» WRITTEN INSTRUCTION:
Copy the entries word for word, starting with their very first line and stopping after the line that contains "adr-bar: [499, 275, 506, 427]".

::: INFORMATION SHOWN

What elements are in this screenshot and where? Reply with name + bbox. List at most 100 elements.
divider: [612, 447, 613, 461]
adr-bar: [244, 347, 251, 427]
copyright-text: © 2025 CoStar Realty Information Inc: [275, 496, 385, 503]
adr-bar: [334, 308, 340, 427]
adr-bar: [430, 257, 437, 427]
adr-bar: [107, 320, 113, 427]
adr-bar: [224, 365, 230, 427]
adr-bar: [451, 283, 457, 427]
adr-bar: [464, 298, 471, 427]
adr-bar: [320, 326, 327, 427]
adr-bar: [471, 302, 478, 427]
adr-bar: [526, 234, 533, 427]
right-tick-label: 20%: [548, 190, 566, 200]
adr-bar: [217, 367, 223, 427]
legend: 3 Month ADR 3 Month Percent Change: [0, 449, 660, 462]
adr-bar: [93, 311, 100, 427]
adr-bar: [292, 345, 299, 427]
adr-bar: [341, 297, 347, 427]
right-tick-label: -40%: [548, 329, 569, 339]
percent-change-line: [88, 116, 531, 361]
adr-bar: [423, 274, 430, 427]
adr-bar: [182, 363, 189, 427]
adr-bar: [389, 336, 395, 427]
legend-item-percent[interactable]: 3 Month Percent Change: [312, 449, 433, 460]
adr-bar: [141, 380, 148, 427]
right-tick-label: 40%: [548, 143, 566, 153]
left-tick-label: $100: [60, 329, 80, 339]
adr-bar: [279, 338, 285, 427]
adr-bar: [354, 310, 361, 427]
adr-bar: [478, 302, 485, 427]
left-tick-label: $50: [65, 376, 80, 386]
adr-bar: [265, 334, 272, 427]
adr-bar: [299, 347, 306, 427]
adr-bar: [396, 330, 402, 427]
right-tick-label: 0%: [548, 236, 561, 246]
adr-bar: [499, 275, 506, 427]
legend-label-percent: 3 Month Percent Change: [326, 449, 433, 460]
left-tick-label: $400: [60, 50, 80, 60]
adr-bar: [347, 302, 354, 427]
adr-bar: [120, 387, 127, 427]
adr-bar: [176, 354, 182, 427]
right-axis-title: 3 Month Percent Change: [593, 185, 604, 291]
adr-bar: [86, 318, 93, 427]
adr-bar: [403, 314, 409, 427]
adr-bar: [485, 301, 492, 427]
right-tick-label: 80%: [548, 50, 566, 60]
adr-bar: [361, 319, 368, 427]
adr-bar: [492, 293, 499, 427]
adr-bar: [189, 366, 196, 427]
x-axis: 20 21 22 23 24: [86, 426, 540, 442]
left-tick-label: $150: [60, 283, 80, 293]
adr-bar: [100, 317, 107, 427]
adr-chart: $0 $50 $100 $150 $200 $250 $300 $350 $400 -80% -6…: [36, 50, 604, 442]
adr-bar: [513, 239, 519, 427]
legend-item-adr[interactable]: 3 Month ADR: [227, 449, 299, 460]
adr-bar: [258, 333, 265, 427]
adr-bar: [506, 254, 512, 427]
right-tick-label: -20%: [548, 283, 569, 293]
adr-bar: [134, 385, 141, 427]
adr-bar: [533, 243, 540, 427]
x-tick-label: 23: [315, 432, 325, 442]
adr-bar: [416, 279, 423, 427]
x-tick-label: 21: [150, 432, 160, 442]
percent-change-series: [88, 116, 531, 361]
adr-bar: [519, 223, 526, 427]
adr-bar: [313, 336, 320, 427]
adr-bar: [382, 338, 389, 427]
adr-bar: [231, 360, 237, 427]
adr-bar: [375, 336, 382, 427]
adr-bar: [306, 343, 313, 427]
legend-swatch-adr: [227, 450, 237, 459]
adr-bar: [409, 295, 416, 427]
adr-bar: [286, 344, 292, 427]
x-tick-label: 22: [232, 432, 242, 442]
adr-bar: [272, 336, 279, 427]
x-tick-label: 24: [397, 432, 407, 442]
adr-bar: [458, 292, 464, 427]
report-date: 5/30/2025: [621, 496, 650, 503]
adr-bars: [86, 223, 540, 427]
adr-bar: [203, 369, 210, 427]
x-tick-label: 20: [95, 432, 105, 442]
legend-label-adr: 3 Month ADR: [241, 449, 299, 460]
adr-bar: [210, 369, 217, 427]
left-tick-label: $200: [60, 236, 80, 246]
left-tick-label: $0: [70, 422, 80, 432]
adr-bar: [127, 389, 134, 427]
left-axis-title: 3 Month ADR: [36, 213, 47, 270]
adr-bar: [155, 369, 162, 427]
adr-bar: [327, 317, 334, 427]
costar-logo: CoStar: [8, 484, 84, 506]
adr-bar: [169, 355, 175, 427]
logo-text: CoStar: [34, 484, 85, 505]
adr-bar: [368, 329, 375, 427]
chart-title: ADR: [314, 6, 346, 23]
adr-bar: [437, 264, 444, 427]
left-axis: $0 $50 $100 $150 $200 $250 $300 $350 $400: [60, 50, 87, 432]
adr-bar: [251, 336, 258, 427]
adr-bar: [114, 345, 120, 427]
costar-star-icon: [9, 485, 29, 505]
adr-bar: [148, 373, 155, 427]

::::::

» FULL RESPONSE:
What elements are in this screenshot and where? Reply with name + bbox. List at most 100 elements.
divider: [612, 447, 613, 461]
adr-bar: [244, 347, 251, 427]
copyright-text: © 2025 CoStar Realty Information Inc: [275, 496, 385, 503]
adr-bar: [334, 308, 340, 427]
adr-bar: [430, 257, 437, 427]
adr-bar: [107, 320, 113, 427]
adr-bar: [224, 365, 230, 427]
adr-bar: [451, 283, 457, 427]
adr-bar: [464, 298, 471, 427]
adr-bar: [320, 326, 327, 427]
adr-bar: [471, 302, 478, 427]
adr-bar: [526, 234, 533, 427]
right-tick-label: 20%: [548, 190, 566, 200]
adr-bar: [217, 367, 223, 427]
legend: 3 Month ADR 3 Month Percent Change: [0, 449, 660, 462]
adr-bar: [93, 311, 100, 427]
adr-bar: [292, 345, 299, 427]
adr-bar: [341, 297, 347, 427]
right-tick-label: -40%: [548, 329, 569, 339]
percent-change-line: [88, 116, 531, 361]
adr-bar: [423, 274, 430, 427]
adr-bar: [182, 363, 189, 427]
adr-bar: [389, 336, 395, 427]
legend-item-percent[interactable]: 3 Month Percent Change: [312, 449, 433, 460]
adr-bar: [141, 380, 148, 427]
right-tick-label: 40%: [548, 143, 566, 153]
left-tick-label: $100: [60, 329, 80, 339]
adr-bar: [279, 338, 285, 427]
adr-bar: [354, 310, 361, 427]
adr-bar: [478, 302, 485, 427]
left-tick-label: $50: [65, 376, 80, 386]
adr-bar: [265, 334, 272, 427]
adr-bar: [299, 347, 306, 427]
adr-bar: [396, 330, 402, 427]
right-tick-label: 0%: [548, 236, 561, 246]
adr-bar: [499, 275, 506, 427]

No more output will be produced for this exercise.